● EXERCISE REQUIREMENTS: Find and copy each line of the records where the string "icon" shows up.

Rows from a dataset
■ ■ ■
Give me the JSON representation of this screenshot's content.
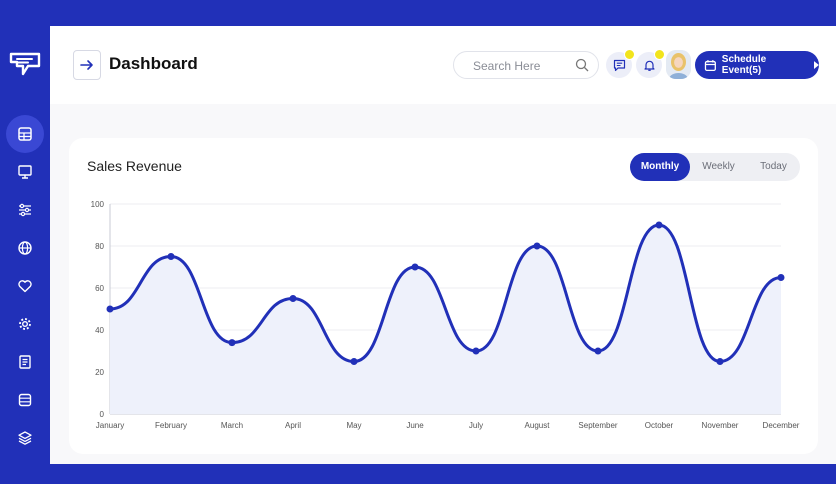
{
  "header": {
    "title": "Dashboard",
    "search_placeholder": "Search Here",
    "schedule_label": "Schedule Event(5)"
  },
  "sidebar": {
    "items": [
      {
        "icon": "dashboard-icon",
        "active": true
      },
      {
        "icon": "presentation-icon",
        "active": false
      },
      {
        "icon": "sliders-icon",
        "active": false
      },
      {
        "icon": "globe-icon",
        "active": false
      },
      {
        "icon": "heart-icon",
        "active": false
      },
      {
        "icon": "settings-icon",
        "active": false
      },
      {
        "icon": "document-icon",
        "active": false
      },
      {
        "icon": "database-icon",
        "active": false
      },
      {
        "icon": "layers-icon",
        "active": false
      }
    ]
  },
  "card": {
    "title": "Sales Revenue",
    "tabs": [
      {
        "label": "Monthly",
        "active": true
      },
      {
        "label": "Weekly",
        "active": false
      },
      {
        "label": "Today",
        "active": false
      }
    ]
  },
  "colors": {
    "accent": "#2130b8",
    "notification": "#f2e41b",
    "area_fill": "#eef1fb"
  },
  "chart_data": {
    "type": "area",
    "categories": [
      "January",
      "February",
      "March",
      "April",
      "May",
      "June",
      "July",
      "August",
      "September",
      "October",
      "November",
      "December"
    ],
    "values": [
      50,
      75,
      34,
      55,
      25,
      70,
      30,
      80,
      30,
      90,
      25,
      65
    ],
    "ylim": [
      0,
      100
    ],
    "yticks": [
      "0",
      "20",
      "40",
      "60",
      "80",
      "100"
    ],
    "grid": true,
    "smooth": true
  }
}
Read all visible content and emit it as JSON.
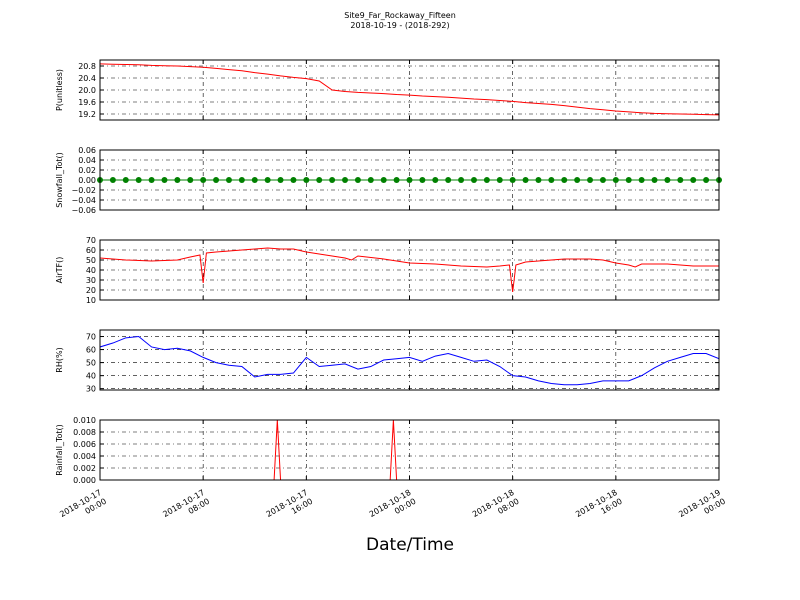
{
  "title": "Site9_Far_Rockaway_Fifteen",
  "subtitle": "2018-10-19 - (2018-292)",
  "x_label": "Date/Time",
  "xlim": [
    "2018-10-17 00:00",
    "2018-10-19 00:00"
  ],
  "xticks": [
    {
      "value": "2018-10-17 00:00",
      "label": [
        "2018-10-17",
        "00:00"
      ]
    },
    {
      "value": "2018-10-17 08:00",
      "label": [
        "2018-10-17",
        "08:00"
      ]
    },
    {
      "value": "2018-10-17 16:00",
      "label": [
        "2018-10-17",
        "16:00"
      ]
    },
    {
      "value": "2018-10-18 00:00",
      "label": [
        "2018-10-18",
        "00:00"
      ]
    },
    {
      "value": "2018-10-18 08:00",
      "label": [
        "2018-10-18",
        "08:00"
      ]
    },
    {
      "value": "2018-10-18 16:00",
      "label": [
        "2018-10-18",
        "16:00"
      ]
    },
    {
      "value": "2018-10-19 00:00",
      "label": [
        "2018-10-19",
        "00:00"
      ]
    }
  ],
  "chart_data": [
    {
      "type": "line",
      "y_label": "P(unitless)",
      "color": "#ff0000",
      "grid": true,
      "ylim": [
        19.0,
        21.0
      ],
      "yticks": [
        19.2,
        19.6,
        {
          "value": 20.0,
          "label": "20.0"
        },
        20.4,
        20.8
      ],
      "x": [
        "2018-10-17 00:00",
        "2018-10-17 01:00",
        "2018-10-17 02:00",
        "2018-10-17 03:00",
        "2018-10-17 04:00",
        "2018-10-17 05:00",
        "2018-10-17 06:00",
        "2018-10-17 07:00",
        "2018-10-17 08:00",
        "2018-10-17 09:00",
        "2018-10-17 10:00",
        "2018-10-17 11:00",
        "2018-10-17 12:00",
        "2018-10-17 13:00",
        "2018-10-17 14:00",
        "2018-10-17 15:00",
        "2018-10-17 16:00",
        "2018-10-17 17:00",
        "2018-10-17 18:00",
        "2018-10-17 19:00",
        "2018-10-17 20:00",
        "2018-10-17 21:00",
        "2018-10-17 22:00",
        "2018-10-17 23:00",
        "2018-10-18 00:00",
        "2018-10-18 01:00",
        "2018-10-18 02:00",
        "2018-10-18 03:00",
        "2018-10-18 04:00",
        "2018-10-18 05:00",
        "2018-10-18 06:00",
        "2018-10-18 07:00",
        "2018-10-18 08:00",
        "2018-10-18 09:00",
        "2018-10-18 10:00",
        "2018-10-18 11:00",
        "2018-10-18 12:00",
        "2018-10-18 13:00",
        "2018-10-18 14:00",
        "2018-10-18 15:00",
        "2018-10-18 16:00",
        "2018-10-18 17:00",
        "2018-10-18 18:00",
        "2018-10-18 19:00",
        "2018-10-18 20:00",
        "2018-10-18 21:00",
        "2018-10-18 22:00",
        "2018-10-18 23:00",
        "2018-10-19 00:00"
      ],
      "values": [
        20.87,
        20.86,
        20.85,
        20.84,
        20.82,
        20.81,
        20.8,
        20.78,
        20.76,
        20.72,
        20.68,
        20.64,
        20.58,
        20.53,
        20.47,
        20.42,
        20.38,
        20.3,
        20.0,
        19.95,
        19.92,
        19.9,
        19.88,
        19.85,
        19.83,
        19.8,
        19.78,
        19.76,
        19.73,
        19.7,
        19.68,
        19.65,
        19.62,
        19.58,
        19.55,
        19.52,
        19.48,
        19.43,
        19.38,
        19.34,
        19.3,
        19.27,
        19.24,
        19.22,
        19.21,
        19.2,
        19.19,
        19.18,
        19.17
      ]
    },
    {
      "type": "line",
      "y_label": "Snowfall_Tot()",
      "color": "#008000",
      "marker": true,
      "grid": true,
      "ylim": [
        -0.06,
        0.06
      ],
      "yticks": [
        {
          "value": -0.06,
          "label": "−0.06"
        },
        {
          "value": -0.04,
          "label": "−0.04"
        },
        {
          "value": -0.02,
          "label": "−0.02"
        },
        {
          "value": 0,
          "label": "0.00"
        },
        {
          "value": 0.02,
          "label": "0.02"
        },
        {
          "value": 0.04,
          "label": "0.04"
        },
        {
          "value": 0.06,
          "label": "0.06"
        }
      ],
      "x": [
        "2018-10-17 00:00",
        "2018-10-17 01:00",
        "2018-10-17 02:00",
        "2018-10-17 03:00",
        "2018-10-17 04:00",
        "2018-10-17 05:00",
        "2018-10-17 06:00",
        "2018-10-17 07:00",
        "2018-10-17 08:00",
        "2018-10-17 09:00",
        "2018-10-17 10:00",
        "2018-10-17 11:00",
        "2018-10-17 12:00",
        "2018-10-17 13:00",
        "2018-10-17 14:00",
        "2018-10-17 15:00",
        "2018-10-17 16:00",
        "2018-10-17 17:00",
        "2018-10-17 18:00",
        "2018-10-17 19:00",
        "2018-10-17 20:00",
        "2018-10-17 21:00",
        "2018-10-17 22:00",
        "2018-10-17 23:00",
        "2018-10-18 00:00",
        "2018-10-18 01:00",
        "2018-10-18 02:00",
        "2018-10-18 03:00",
        "2018-10-18 04:00",
        "2018-10-18 05:00",
        "2018-10-18 06:00",
        "2018-10-18 07:00",
        "2018-10-18 08:00",
        "2018-10-18 09:00",
        "2018-10-18 10:00",
        "2018-10-18 11:00",
        "2018-10-18 12:00",
        "2018-10-18 13:00",
        "2018-10-18 14:00",
        "2018-10-18 15:00",
        "2018-10-18 16:00",
        "2018-10-18 17:00",
        "2018-10-18 18:00",
        "2018-10-18 19:00",
        "2018-10-18 20:00",
        "2018-10-18 21:00",
        "2018-10-18 22:00",
        "2018-10-18 23:00",
        "2018-10-19 00:00"
      ],
      "values": [
        0,
        0,
        0,
        0,
        0,
        0,
        0,
        0,
        0,
        0,
        0,
        0,
        0,
        0,
        0,
        0,
        0,
        0,
        0,
        0,
        0,
        0,
        0,
        0,
        0,
        0,
        0,
        0,
        0,
        0,
        0,
        0,
        0,
        0,
        0,
        0,
        0,
        0,
        0,
        0,
        0,
        0,
        0,
        0,
        0,
        0,
        0,
        0,
        0
      ]
    },
    {
      "type": "line",
      "y_label": "AirTF()",
      "color": "#ff0000",
      "grid": true,
      "ylim": [
        10,
        70
      ],
      "yticks": [
        10,
        20,
        30,
        40,
        50,
        60,
        70
      ],
      "x": [
        "2018-10-17 00:00",
        "2018-10-17 02:00",
        "2018-10-17 04:00",
        "2018-10-17 06:00",
        "2018-10-17 07:00",
        "2018-10-17 07:45",
        "2018-10-17 08:00",
        "2018-10-17 08:15",
        "2018-10-17 09:00",
        "2018-10-17 11:00",
        "2018-10-17 12:00",
        "2018-10-17 13:00",
        "2018-10-17 14:00",
        "2018-10-17 15:00",
        "2018-10-17 16:00",
        "2018-10-17 17:00",
        "2018-10-17 18:00",
        "2018-10-17 19:00",
        "2018-10-17 19:30",
        "2018-10-17 20:00",
        "2018-10-17 22:00",
        "2018-10-18 00:00",
        "2018-10-18 02:00",
        "2018-10-18 04:00",
        "2018-10-18 06:00",
        "2018-10-18 07:00",
        "2018-10-18 07:45",
        "2018-10-18 08:00",
        "2018-10-18 08:15",
        "2018-10-18 09:00",
        "2018-10-18 11:00",
        "2018-10-18 12:00",
        "2018-10-18 14:00",
        "2018-10-18 15:00",
        "2018-10-18 16:00",
        "2018-10-18 17:00",
        "2018-10-18 17:30",
        "2018-10-18 18:00",
        "2018-10-18 20:00",
        "2018-10-18 22:00",
        "2018-10-19 00:00"
      ],
      "values": [
        52,
        50,
        49,
        50,
        53,
        55,
        27,
        57,
        58,
        60,
        61,
        62,
        61,
        61,
        58,
        56,
        54,
        52,
        50,
        54,
        51,
        47,
        46,
        44,
        43,
        44,
        45,
        18,
        45,
        48,
        50,
        51,
        51,
        50,
        47,
        45,
        43,
        46,
        46,
        44,
        44
      ]
    },
    {
      "type": "line",
      "y_label": "RH(%)",
      "color": "#0000ff",
      "grid": true,
      "ylim": [
        29,
        75
      ],
      "yticks": [
        30,
        40,
        50,
        60,
        70
      ],
      "x": [
        "2018-10-17 00:00",
        "2018-10-17 01:00",
        "2018-10-17 02:00",
        "2018-10-17 03:00",
        "2018-10-17 04:00",
        "2018-10-17 05:00",
        "2018-10-17 06:00",
        "2018-10-17 07:00",
        "2018-10-17 08:00",
        "2018-10-17 09:00",
        "2018-10-17 10:00",
        "2018-10-17 11:00",
        "2018-10-17 12:00",
        "2018-10-17 13:00",
        "2018-10-17 14:00",
        "2018-10-17 15:00",
        "2018-10-17 16:00",
        "2018-10-17 17:00",
        "2018-10-17 18:00",
        "2018-10-17 19:00",
        "2018-10-17 20:00",
        "2018-10-17 21:00",
        "2018-10-17 22:00",
        "2018-10-17 23:00",
        "2018-10-18 00:00",
        "2018-10-18 01:00",
        "2018-10-18 02:00",
        "2018-10-18 03:00",
        "2018-10-18 04:00",
        "2018-10-18 05:00",
        "2018-10-18 06:00",
        "2018-10-18 07:00",
        "2018-10-18 08:00",
        "2018-10-18 09:00",
        "2018-10-18 10:00",
        "2018-10-18 11:00",
        "2018-10-18 12:00",
        "2018-10-18 13:00",
        "2018-10-18 14:00",
        "2018-10-18 15:00",
        "2018-10-18 16:00",
        "2018-10-18 17:00",
        "2018-10-18 18:00",
        "2018-10-18 19:00",
        "2018-10-18 20:00",
        "2018-10-18 21:00",
        "2018-10-18 22:00",
        "2018-10-18 23:00",
        "2018-10-19 00:00"
      ],
      "values": [
        62,
        65,
        69,
        70,
        62,
        60,
        61,
        59,
        54,
        50,
        48,
        47,
        39,
        41,
        41,
        42,
        54,
        47,
        48,
        49,
        45,
        47,
        52,
        53,
        54,
        51,
        55,
        57,
        54,
        51,
        52,
        47,
        40,
        39,
        36,
        34,
        33,
        33,
        34,
        36,
        36,
        36,
        40,
        46,
        51,
        54,
        57,
        57,
        53
      ]
    },
    {
      "type": "line",
      "y_label": "Rainfall_Tot()",
      "color": "#ff0000",
      "grid": true,
      "ylim": [
        0,
        0.01
      ],
      "yticks": [
        {
          "value": 0,
          "label": "0.000"
        },
        {
          "value": 0.002,
          "label": "0.002"
        },
        {
          "value": 0.004,
          "label": "0.004"
        },
        {
          "value": 0.006,
          "label": "0.006"
        },
        {
          "value": 0.008,
          "label": "0.008"
        },
        {
          "value": 0.01,
          "label": "0.010"
        }
      ],
      "x": [
        "2018-10-17 00:00",
        "2018-10-17 13:30",
        "2018-10-17 13:45",
        "2018-10-17 14:00",
        "2018-10-17 22:30",
        "2018-10-17 22:45",
        "2018-10-17 23:00",
        "2018-10-19 00:00"
      ],
      "values": [
        0,
        0,
        0.01,
        0,
        0,
        0.01,
        0,
        0
      ]
    }
  ]
}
■ ■ ■
● WRITTEN RESPONSE:
        "icon": "dashboard-icon",
        "icon": "presentation-icon",
        "icon": "sliders-icon",
        "icon": "globe-icon",
        "icon": "heart-icon",
        "icon": "settings-icon",
        "icon": "document-icon",
        "icon": "database-icon",
        "icon": "layers-icon",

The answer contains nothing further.